╭─ EXTRACT PROVIDED

[Mesa-dev] [PATCH] nir: add helper to get # of src/dest components

Thu Jun 18 12:04:14 PDT 2015

On Thu, Jun 18, 2015 at 2:34 PM, Connor Abbott <cwabbott0 at gmail.com> wrote:
> On Thu, Jun 18, 2015 at 11:19 AM, Rob Clark <robdclark at gmail.com> wrote:
>> On Thu, Jun 18, 2015 at 1:27 PM, Connor Abbott <cwabbott0 at gmail.com> wrote:
>>> On Thu, Jun 18, 2015 at 9:42 AM, Rob Clark <robdclark at gmail.com> wrote:
>>>> On Thu, Jun 18, 2015 at 11:01 AM, Connor Abbott <cwabbott0 at gmail.com> wrote:
>>>>>>>> (really I want phi's for variables too..  the way I turn arrays into
>>>>>>>> fanin/collect fanout/split works on the backend for dealing with
>>>>>>>> arrays in ssa form (other than making instruction graph large) but the
>>>>>>>> way I go from nir to ir3 currently assumes I get nir phi's everywhere
>>>>>>>> I need an ir3 phi)
>>>>>>>
>>>>>>> Right... we explicitly decided not to support SSA form for arrays in
>>>>>>> NIR, since it seemed like a pretty bad idea. SSA form assumes that
>>>>>>> inserting copies for the things you're SSA-ifying is relatively
>>>>>>> inexpensive, and both SSA-based register allocation and algorithms for
>>>>>>> converting out of SSA make no guarantees about not inserting
>>>>>>> potentially unnecessary copies. This is a good compromise for smaller
>>>>>>> things, but not for your array of (say) 64 things where inserting an
>>>>>>> extra copy is rather disastrous. You can do it if you want and shoot
>>>>>>> yourself in the foot, but NIR isn't going to help you there -- we
>>>>>>> won't write a to-SSA pass for something which doesn't make much sense
>>>>>>> in the first place.

╰─
╭─ MATERIAL SHOWN

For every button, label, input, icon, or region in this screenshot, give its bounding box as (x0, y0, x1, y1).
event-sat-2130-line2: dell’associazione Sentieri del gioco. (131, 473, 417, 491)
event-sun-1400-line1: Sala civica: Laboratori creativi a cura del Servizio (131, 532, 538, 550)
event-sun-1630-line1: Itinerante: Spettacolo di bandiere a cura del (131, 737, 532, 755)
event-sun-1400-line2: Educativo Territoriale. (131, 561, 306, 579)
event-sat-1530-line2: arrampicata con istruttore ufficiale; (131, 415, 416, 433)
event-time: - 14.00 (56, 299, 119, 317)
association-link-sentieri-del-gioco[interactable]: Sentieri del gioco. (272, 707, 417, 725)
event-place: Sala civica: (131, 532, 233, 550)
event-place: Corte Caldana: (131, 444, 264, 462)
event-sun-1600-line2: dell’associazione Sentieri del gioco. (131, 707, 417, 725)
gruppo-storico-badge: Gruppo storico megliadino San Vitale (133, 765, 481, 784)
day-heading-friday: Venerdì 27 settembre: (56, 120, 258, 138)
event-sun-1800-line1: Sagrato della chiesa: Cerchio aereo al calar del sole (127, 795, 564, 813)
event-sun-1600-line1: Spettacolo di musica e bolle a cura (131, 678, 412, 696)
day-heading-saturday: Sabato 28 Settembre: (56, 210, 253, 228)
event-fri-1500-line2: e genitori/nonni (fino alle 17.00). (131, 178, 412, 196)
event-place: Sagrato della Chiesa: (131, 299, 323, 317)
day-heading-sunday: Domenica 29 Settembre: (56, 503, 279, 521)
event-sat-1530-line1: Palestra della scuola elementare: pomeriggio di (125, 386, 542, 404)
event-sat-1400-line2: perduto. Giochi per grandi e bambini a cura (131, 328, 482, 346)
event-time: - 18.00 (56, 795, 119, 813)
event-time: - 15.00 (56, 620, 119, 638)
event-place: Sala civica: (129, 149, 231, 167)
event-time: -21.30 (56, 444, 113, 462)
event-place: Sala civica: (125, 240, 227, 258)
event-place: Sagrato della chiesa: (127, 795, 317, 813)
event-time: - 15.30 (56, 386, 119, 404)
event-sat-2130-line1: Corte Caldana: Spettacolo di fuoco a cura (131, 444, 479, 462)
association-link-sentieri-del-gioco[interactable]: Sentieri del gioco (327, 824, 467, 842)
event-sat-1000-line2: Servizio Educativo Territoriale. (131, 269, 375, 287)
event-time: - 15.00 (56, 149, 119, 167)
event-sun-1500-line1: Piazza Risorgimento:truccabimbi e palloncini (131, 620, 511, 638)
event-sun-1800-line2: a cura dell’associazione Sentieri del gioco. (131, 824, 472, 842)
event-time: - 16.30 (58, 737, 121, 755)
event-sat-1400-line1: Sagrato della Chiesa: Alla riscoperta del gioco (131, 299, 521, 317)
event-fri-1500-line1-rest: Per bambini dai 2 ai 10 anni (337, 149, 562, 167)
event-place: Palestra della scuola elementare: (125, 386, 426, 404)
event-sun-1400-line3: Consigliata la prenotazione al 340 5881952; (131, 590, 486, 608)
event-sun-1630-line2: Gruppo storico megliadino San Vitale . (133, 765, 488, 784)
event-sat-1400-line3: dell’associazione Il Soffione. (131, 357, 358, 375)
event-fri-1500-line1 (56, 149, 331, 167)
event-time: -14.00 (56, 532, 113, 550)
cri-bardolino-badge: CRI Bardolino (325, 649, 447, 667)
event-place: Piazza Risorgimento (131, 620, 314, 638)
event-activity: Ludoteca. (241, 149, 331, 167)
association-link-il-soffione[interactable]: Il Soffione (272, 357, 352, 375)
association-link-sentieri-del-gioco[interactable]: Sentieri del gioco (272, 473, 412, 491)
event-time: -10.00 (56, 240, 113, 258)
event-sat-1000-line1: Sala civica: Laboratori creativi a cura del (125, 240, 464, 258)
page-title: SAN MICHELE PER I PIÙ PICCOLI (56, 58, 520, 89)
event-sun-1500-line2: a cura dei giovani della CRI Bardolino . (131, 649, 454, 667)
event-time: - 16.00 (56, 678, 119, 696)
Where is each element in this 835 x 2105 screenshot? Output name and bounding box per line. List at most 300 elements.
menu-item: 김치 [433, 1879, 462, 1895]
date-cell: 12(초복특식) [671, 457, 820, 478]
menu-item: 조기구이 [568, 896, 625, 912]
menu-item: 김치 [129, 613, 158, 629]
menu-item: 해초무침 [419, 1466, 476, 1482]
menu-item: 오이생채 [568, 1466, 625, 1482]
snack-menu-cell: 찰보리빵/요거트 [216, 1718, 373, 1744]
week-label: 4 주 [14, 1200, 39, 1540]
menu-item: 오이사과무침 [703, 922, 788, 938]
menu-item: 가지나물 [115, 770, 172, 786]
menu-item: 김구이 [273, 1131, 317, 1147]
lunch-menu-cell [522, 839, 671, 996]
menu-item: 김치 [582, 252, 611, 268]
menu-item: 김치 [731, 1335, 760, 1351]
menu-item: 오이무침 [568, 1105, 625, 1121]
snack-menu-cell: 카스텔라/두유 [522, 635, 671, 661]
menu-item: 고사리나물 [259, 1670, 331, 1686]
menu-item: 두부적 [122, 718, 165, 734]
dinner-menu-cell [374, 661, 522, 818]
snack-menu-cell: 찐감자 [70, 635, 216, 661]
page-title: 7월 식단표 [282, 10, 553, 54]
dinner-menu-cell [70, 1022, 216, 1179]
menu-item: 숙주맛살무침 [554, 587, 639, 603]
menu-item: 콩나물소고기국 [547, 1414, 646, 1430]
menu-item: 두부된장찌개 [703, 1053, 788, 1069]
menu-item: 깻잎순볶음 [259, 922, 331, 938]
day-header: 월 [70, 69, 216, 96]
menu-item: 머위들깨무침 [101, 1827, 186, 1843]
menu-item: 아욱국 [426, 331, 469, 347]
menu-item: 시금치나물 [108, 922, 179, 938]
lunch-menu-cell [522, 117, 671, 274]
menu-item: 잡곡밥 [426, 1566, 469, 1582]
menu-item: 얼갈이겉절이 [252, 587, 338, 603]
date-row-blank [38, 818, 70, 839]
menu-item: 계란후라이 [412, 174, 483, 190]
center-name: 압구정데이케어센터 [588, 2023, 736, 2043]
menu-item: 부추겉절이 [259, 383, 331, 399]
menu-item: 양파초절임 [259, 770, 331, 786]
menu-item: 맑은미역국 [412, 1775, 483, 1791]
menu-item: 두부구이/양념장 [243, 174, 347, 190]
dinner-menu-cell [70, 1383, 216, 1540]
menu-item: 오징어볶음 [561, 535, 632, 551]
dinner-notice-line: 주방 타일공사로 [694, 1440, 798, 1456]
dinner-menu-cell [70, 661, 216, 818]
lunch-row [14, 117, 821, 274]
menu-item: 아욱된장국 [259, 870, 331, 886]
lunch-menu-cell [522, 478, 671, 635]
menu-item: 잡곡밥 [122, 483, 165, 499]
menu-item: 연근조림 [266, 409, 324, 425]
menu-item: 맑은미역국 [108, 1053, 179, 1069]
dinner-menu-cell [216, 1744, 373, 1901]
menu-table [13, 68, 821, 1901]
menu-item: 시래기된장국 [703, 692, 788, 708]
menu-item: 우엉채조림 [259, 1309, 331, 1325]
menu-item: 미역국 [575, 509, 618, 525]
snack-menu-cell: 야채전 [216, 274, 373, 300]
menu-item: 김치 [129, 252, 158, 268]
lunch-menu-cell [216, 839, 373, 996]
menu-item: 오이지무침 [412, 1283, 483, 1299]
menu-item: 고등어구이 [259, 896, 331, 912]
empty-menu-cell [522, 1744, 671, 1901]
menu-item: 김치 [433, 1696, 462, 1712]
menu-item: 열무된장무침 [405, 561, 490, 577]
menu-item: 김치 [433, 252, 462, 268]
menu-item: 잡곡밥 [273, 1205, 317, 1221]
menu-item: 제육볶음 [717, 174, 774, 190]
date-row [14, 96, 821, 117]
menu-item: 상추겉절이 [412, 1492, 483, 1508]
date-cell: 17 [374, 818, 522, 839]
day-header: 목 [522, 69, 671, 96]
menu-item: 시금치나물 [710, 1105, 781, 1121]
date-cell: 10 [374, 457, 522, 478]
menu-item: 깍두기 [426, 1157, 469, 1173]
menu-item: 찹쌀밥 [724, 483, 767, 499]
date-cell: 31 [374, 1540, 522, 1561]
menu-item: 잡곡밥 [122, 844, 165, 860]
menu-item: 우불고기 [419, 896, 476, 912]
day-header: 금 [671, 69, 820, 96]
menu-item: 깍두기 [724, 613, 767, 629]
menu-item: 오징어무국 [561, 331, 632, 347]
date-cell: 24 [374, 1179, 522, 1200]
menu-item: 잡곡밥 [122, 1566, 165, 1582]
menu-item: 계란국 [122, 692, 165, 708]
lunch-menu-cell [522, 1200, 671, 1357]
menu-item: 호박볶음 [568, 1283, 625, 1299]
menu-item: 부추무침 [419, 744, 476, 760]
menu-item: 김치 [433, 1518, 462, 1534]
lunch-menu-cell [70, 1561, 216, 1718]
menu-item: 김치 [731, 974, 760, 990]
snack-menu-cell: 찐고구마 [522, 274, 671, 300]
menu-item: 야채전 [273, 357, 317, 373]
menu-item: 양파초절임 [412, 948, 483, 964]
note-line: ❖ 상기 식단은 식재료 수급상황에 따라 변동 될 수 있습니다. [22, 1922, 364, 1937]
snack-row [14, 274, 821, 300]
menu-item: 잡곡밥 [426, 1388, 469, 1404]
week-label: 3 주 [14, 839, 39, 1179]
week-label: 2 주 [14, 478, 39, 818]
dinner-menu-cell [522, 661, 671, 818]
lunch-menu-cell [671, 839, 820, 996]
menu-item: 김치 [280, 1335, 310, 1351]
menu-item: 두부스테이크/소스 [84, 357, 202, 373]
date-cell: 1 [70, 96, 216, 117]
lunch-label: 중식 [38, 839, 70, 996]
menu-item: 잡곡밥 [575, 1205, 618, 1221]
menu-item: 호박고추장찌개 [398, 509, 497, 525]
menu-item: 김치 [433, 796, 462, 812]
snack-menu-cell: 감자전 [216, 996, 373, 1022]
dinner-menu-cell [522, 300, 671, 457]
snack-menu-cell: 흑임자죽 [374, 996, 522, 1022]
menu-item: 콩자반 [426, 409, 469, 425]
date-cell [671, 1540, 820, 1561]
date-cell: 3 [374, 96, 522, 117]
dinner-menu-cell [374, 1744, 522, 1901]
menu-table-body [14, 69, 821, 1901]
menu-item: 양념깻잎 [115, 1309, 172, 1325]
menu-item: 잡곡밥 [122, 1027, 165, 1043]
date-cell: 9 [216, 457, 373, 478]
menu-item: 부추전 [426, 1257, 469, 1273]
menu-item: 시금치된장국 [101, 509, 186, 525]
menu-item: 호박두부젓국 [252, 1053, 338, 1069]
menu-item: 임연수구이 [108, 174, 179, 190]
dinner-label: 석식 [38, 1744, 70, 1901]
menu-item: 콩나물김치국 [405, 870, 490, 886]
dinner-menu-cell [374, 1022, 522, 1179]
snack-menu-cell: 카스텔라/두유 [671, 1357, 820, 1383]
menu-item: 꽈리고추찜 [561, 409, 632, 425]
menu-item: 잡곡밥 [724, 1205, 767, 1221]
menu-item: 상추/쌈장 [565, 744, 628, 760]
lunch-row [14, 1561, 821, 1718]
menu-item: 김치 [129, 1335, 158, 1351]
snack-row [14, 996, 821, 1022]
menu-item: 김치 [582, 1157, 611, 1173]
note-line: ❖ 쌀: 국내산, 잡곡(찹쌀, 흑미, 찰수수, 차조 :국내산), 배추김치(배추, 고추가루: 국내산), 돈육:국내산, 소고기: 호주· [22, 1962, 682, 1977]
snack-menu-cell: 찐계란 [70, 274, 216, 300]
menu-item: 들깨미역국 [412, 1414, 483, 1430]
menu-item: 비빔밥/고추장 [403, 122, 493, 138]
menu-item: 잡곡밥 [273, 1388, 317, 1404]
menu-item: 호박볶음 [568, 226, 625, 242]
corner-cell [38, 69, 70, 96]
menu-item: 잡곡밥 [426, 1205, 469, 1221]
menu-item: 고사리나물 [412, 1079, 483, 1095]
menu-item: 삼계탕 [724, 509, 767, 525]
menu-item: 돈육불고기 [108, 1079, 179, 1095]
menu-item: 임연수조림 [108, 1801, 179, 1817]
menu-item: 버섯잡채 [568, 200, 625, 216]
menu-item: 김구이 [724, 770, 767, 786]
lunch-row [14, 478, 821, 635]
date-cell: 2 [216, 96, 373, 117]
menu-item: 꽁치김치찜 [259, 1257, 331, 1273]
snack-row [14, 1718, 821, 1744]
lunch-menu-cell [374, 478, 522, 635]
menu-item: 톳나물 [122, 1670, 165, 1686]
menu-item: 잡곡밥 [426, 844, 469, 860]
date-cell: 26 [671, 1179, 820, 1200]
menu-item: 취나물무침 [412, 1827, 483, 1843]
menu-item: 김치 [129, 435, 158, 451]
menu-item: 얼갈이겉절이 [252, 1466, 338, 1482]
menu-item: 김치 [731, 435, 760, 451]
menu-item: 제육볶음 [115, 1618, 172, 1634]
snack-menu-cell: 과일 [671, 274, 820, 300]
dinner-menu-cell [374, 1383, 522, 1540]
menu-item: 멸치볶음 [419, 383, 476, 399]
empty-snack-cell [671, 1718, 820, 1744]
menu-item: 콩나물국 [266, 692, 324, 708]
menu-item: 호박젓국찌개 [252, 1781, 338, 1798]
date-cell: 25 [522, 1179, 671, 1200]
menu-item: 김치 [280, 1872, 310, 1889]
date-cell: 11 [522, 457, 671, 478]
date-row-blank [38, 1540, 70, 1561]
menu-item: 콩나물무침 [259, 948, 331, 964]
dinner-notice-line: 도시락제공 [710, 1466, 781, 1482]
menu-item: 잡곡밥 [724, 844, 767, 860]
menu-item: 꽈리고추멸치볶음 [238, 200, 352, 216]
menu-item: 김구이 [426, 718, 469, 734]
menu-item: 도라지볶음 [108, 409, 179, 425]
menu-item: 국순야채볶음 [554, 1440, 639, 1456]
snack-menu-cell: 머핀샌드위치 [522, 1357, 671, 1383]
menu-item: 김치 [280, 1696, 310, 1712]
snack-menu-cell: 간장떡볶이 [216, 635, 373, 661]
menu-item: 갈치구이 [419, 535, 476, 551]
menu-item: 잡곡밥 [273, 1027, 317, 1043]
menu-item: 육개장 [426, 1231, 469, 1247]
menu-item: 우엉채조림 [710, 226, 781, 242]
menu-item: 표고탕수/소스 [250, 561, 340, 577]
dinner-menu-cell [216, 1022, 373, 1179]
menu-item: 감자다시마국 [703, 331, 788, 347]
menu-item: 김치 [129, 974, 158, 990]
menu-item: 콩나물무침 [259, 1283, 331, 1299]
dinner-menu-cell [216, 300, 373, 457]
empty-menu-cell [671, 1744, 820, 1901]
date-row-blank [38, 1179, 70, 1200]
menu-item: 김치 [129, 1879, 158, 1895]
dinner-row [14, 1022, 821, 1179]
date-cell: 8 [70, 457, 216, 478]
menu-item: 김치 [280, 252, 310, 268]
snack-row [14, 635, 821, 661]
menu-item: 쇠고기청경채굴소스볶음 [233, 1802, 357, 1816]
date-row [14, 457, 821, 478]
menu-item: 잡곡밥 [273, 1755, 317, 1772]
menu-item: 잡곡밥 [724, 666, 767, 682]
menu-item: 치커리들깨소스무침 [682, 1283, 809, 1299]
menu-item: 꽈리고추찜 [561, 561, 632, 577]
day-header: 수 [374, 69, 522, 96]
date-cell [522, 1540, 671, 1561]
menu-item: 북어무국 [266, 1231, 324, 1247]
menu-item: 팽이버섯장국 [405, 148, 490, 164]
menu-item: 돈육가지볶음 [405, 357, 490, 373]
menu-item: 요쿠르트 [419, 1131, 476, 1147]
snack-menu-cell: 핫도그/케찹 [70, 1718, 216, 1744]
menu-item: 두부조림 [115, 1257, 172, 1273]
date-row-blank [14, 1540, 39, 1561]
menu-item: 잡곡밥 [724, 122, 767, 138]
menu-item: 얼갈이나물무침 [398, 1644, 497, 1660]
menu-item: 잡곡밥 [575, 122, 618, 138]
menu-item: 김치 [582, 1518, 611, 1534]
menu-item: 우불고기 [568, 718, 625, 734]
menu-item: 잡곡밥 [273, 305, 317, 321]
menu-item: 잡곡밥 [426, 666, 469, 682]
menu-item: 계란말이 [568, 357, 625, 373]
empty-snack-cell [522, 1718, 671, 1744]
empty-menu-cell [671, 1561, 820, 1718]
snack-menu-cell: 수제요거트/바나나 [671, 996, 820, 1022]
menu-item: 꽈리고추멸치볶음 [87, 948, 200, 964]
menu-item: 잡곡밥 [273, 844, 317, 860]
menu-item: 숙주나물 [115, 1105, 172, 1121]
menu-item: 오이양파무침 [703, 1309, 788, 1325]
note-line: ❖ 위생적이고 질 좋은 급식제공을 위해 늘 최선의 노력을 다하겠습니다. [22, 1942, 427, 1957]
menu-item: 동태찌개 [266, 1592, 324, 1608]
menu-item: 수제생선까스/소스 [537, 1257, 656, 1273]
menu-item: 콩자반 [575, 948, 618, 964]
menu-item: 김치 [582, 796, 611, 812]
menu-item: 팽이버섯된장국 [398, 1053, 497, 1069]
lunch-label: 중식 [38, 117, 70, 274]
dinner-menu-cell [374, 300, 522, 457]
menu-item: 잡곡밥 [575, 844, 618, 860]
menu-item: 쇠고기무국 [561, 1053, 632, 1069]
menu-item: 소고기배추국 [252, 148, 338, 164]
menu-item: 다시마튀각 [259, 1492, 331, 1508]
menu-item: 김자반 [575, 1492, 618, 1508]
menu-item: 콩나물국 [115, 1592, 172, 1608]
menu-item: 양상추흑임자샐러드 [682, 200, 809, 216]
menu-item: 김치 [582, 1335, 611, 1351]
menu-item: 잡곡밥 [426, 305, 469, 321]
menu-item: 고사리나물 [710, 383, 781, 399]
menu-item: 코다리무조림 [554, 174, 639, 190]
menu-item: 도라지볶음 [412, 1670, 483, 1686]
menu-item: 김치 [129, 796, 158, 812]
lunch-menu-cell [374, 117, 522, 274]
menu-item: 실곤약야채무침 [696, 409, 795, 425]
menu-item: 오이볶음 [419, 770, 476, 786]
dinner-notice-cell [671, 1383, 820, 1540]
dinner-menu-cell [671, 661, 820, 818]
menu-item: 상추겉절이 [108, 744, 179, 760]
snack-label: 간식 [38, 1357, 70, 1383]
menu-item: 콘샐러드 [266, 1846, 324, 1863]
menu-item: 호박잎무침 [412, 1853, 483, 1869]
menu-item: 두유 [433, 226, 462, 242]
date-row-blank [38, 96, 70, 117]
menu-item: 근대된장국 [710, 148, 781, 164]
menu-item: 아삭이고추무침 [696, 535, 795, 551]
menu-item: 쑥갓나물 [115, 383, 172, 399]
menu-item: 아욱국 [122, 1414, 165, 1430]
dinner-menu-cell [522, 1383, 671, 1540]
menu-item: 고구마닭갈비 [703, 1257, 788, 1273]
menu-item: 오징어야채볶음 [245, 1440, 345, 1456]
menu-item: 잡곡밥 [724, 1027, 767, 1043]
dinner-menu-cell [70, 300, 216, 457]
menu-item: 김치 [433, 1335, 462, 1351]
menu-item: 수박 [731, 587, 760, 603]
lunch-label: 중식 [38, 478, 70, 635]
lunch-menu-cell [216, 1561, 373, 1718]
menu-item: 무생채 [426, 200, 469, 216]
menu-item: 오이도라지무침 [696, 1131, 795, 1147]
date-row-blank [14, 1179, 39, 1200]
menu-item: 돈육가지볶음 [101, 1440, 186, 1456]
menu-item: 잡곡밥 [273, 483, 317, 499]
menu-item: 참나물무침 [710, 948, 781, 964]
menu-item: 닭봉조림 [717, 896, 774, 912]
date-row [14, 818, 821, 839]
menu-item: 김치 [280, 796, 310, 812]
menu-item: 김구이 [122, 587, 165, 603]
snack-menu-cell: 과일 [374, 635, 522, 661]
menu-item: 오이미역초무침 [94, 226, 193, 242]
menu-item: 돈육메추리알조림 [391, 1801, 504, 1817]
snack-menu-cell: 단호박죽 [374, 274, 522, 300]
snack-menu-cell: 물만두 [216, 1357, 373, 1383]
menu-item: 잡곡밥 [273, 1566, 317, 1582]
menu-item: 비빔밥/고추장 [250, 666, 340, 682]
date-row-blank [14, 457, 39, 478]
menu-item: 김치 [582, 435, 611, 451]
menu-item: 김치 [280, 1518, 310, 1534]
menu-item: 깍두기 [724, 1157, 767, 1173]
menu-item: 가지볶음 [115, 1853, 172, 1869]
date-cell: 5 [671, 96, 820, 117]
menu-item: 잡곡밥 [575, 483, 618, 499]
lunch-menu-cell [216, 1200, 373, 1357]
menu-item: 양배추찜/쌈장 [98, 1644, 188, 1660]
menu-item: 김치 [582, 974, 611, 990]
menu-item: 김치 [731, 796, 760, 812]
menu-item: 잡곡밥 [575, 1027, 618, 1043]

╰─

PROBLEM SET:
(1) In the NIR patch thread, what array size is given as an example of where inserting an extra copy would be disastrous?
(2) Continue the NIR patch thread from its final sentence.

ANSWERS FOR THE TASKS:
(1) An array of 64 things.

(2)
>>>>>>>
>>>>>>
>>>>>> in ir3 my solution is to add sufficient dependencies between
>>>>>> instructions so the array accesses don't get re-ordered and they all
>>>>>> collapse down to a single name per array element/slot
>>>>>
>>>>> It's not about getting reordered, it's about interference. The problem
>>>>> is that as soon as you do basically any optimization at all (even copy
>>>>> propagation), you can wind up with a situation where the sources and
>>>>> destination of a phi node interfere with each other and you have to
>>>>> insert extra mov's. And even if you keep everything exactly the same,
>>>>> with an SSA-based register allocator, there's always the chance that
>>>>> it'll screw up anyways and allocate something over your array and
>>>>> force you to insert a mov. You could force the array to be allocated
>>>>> to a single hardware register, but then it's not really an SSA value
>>>>> anymore -- it's a hardware register, and you can't treat it like an
>>>>> SSA value anymore in your allocator, and so adding phi nodes and
>>>>> whatnot for it in your IR doesn't make much sense.
>>>>
>>>>
>>>> But the point I'm trying to make is that I need the links from src to
>>>> dest that I get in SSA form for *scheduling* (for example, to know how
>>>> many delay slots are needed between two instructions).  For things
>>>> like if/else, I would need to consider number of cycles since either
>>>> possible assigner.  For everything else, the phi nodes (in ir3, not in
>>>> nir) give me this.  Arrays are not special (since they are allocated
>>>> in registers) when it comes to cycle counts.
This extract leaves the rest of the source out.